→ Directive
Say how many lines contain "their"; the answer is the number alone.

------------------------------------------------------------------------

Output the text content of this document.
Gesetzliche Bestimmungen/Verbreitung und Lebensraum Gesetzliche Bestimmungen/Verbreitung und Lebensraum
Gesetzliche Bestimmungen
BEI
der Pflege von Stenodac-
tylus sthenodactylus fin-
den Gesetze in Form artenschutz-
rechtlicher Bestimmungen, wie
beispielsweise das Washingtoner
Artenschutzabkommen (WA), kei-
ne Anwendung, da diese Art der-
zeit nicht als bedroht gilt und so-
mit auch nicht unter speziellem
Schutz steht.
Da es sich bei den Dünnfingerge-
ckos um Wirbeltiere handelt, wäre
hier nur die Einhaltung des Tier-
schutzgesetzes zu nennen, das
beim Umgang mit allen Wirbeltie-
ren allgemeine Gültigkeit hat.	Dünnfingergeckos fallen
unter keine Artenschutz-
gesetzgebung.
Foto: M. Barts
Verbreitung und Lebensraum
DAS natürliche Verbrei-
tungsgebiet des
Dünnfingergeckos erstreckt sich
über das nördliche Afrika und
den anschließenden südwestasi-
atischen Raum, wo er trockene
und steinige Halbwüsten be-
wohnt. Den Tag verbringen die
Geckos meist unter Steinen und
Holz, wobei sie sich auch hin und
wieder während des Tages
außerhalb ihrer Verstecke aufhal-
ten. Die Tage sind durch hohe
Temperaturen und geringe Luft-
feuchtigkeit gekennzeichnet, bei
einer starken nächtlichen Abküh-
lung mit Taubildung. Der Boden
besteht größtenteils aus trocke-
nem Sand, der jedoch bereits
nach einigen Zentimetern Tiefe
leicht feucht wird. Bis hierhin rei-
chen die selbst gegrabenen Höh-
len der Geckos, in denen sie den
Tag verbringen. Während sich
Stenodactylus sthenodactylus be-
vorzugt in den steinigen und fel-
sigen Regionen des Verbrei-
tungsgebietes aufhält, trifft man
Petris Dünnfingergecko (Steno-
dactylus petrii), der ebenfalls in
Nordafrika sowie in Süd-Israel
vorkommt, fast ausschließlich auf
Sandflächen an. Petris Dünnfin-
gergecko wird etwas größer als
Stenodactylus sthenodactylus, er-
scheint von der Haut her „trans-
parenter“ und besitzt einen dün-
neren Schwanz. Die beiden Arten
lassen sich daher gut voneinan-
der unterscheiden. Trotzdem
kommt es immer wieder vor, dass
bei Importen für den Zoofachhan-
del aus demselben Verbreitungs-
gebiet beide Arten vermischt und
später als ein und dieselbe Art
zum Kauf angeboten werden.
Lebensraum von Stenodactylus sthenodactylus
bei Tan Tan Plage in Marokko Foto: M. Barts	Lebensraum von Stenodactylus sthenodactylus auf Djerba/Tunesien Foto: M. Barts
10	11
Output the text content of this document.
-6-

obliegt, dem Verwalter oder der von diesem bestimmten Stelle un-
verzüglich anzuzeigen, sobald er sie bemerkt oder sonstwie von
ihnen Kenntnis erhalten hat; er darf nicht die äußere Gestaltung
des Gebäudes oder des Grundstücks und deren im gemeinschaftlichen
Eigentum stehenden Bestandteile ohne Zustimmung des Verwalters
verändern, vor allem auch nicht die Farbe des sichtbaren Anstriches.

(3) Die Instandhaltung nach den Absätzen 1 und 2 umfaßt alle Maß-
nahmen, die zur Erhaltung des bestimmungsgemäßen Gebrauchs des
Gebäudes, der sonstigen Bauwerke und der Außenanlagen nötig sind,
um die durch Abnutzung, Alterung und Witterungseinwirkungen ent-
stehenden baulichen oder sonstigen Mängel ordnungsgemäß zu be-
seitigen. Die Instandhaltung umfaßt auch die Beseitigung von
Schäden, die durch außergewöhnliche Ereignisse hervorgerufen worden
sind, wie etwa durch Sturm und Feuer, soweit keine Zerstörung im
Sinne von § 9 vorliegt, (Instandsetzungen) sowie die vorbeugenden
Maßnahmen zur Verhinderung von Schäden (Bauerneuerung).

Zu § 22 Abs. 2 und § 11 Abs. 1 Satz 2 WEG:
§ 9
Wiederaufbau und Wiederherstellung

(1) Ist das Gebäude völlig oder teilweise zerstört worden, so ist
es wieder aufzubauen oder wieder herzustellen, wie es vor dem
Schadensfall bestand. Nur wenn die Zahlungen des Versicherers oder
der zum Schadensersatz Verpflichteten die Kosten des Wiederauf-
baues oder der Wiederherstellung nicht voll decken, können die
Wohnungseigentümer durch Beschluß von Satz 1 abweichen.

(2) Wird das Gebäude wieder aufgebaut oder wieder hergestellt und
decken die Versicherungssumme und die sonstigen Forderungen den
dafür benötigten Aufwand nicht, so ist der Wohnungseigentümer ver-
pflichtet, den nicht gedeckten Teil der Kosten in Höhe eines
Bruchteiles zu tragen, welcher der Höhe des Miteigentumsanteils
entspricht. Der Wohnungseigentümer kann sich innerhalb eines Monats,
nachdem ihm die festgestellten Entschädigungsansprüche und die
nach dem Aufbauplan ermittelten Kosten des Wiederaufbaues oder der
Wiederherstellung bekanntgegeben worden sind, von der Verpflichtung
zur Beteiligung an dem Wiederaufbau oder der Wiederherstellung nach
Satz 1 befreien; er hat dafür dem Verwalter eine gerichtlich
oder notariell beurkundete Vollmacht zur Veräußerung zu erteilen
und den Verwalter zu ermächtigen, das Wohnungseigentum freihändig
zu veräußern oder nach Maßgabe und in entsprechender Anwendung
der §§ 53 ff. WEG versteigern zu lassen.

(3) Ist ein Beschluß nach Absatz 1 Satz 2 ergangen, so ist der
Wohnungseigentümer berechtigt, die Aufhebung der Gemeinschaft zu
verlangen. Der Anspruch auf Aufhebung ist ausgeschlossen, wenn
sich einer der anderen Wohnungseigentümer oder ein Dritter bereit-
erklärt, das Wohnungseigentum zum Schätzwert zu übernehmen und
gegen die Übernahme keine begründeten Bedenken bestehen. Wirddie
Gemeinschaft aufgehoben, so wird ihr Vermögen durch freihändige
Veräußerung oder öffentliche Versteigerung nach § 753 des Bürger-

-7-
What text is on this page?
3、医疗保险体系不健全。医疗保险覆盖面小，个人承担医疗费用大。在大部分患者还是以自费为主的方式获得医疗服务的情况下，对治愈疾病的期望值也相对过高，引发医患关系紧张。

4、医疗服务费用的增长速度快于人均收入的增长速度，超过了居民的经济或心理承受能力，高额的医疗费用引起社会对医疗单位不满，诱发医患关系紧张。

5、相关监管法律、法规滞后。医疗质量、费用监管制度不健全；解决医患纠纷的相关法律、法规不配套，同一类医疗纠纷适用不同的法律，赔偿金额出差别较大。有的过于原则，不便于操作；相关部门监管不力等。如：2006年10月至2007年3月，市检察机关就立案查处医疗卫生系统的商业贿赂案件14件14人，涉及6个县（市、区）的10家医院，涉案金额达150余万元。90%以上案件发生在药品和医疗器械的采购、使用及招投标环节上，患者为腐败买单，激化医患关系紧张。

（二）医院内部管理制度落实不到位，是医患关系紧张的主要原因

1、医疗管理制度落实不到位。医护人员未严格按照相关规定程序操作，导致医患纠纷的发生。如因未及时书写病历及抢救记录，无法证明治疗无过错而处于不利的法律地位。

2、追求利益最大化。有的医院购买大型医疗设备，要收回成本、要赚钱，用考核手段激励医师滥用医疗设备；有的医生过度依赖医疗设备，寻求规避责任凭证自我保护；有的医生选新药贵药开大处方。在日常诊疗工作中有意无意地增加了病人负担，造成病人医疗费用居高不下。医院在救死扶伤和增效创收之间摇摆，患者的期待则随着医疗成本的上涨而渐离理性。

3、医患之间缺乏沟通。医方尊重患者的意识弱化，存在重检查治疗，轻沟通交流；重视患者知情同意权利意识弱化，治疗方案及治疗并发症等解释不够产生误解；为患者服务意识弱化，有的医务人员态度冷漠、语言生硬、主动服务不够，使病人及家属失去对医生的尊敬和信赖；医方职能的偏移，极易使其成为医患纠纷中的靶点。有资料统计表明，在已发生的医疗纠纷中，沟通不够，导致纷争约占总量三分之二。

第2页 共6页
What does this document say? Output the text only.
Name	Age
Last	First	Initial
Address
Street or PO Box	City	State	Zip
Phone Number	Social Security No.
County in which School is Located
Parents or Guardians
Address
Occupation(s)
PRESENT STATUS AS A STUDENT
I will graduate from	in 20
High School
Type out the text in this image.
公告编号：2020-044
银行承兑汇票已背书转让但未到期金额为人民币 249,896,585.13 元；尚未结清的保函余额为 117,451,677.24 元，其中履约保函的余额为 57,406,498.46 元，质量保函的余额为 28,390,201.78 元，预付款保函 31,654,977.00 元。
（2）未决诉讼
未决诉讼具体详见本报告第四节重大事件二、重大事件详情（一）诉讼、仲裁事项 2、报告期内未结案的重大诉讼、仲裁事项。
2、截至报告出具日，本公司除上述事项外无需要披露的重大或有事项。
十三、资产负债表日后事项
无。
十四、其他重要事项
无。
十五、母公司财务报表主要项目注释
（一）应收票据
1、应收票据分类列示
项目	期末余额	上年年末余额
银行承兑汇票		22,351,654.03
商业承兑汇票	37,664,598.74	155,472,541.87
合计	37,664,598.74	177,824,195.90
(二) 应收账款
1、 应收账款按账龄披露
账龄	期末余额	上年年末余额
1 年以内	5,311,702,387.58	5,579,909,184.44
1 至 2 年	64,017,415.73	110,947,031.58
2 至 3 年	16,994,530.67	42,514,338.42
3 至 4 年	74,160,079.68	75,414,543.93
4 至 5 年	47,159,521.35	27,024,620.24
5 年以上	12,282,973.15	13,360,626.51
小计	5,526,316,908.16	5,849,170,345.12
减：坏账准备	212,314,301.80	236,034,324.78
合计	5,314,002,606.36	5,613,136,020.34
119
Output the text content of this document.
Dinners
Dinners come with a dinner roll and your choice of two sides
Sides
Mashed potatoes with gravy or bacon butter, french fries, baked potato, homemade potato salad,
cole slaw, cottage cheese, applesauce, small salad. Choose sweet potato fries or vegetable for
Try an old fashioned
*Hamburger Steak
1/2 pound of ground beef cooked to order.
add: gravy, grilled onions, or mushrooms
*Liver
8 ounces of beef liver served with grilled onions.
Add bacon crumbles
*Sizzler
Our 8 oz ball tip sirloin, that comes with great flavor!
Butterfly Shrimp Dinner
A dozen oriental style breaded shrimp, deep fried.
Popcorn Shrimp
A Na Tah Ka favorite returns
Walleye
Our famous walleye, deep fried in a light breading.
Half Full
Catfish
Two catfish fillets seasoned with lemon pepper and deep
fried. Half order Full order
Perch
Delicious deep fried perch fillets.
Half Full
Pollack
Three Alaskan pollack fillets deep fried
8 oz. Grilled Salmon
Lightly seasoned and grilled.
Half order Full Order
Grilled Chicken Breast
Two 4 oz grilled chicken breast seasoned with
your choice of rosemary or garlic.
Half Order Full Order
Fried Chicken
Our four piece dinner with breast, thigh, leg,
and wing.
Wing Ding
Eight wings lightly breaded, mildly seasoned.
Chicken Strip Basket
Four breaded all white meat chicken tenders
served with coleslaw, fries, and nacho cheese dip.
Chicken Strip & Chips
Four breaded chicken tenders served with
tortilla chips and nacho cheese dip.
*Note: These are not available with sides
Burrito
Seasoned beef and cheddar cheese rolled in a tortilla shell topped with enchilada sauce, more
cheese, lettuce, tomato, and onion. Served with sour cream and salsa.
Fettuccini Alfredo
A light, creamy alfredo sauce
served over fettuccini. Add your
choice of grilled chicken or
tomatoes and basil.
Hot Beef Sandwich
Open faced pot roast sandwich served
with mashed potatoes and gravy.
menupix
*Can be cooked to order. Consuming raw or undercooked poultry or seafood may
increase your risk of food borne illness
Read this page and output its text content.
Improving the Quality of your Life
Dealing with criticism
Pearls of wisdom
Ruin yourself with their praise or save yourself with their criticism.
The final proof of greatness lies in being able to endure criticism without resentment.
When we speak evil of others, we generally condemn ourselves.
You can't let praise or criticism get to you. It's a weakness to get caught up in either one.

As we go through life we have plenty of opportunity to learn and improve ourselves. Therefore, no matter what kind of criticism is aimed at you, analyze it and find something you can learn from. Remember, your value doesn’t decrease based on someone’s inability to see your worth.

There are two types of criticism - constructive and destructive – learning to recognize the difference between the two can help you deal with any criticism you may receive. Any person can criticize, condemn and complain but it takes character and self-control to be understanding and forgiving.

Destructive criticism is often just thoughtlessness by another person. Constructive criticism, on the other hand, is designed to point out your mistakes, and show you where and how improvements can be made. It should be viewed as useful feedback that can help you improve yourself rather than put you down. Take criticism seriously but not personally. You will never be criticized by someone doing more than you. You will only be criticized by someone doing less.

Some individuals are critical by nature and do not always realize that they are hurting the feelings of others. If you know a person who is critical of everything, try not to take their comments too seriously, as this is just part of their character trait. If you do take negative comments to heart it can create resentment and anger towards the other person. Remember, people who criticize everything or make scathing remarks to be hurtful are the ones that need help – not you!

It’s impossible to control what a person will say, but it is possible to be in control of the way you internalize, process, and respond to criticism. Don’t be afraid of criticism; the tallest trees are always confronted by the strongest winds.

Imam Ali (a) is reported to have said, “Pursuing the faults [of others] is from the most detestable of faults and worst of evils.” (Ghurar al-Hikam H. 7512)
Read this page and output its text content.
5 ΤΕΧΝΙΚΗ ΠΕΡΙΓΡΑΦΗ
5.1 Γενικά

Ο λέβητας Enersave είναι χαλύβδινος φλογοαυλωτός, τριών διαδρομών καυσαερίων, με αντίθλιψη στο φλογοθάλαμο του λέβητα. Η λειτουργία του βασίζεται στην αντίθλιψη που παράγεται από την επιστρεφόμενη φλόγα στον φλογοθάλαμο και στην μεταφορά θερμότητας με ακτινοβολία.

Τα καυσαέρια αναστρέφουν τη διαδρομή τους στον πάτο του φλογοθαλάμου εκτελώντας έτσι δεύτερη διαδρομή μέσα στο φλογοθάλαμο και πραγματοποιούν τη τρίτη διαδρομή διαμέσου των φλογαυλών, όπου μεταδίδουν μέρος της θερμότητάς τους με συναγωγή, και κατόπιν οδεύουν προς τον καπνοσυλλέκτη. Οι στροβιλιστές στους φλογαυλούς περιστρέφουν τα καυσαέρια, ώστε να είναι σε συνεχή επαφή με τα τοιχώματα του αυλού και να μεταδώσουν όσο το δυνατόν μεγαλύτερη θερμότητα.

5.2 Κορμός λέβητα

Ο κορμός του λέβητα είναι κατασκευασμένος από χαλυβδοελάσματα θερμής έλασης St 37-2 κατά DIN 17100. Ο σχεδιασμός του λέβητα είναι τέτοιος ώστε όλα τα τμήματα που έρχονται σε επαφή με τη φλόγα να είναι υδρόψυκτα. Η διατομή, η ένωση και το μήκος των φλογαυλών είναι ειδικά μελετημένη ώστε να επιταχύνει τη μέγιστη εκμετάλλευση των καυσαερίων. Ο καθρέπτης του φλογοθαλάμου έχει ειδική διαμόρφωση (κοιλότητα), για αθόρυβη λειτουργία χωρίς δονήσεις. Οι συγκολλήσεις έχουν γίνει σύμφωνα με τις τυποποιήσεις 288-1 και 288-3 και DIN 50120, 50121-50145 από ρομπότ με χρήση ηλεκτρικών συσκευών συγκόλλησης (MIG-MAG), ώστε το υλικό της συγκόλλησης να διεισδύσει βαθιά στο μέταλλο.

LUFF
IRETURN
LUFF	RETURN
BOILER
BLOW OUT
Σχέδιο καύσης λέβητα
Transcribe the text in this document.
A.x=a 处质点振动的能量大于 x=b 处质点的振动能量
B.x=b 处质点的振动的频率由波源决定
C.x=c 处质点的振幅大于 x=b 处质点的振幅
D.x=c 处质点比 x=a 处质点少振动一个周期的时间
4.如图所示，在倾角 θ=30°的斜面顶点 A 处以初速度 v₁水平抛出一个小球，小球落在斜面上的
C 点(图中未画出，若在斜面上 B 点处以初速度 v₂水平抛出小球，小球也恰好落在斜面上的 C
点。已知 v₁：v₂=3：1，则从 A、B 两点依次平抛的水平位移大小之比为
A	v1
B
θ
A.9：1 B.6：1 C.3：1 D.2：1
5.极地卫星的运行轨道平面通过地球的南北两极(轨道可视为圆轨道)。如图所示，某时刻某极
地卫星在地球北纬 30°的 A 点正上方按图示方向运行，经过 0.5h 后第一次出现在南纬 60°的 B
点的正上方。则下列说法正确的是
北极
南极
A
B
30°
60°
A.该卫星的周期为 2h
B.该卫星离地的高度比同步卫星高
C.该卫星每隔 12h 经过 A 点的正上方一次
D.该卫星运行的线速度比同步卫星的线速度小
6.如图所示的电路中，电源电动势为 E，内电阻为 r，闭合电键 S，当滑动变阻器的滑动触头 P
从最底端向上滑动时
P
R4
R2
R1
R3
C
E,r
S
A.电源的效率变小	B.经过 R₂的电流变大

------------------------------------------------------------------------

→ Expected output
2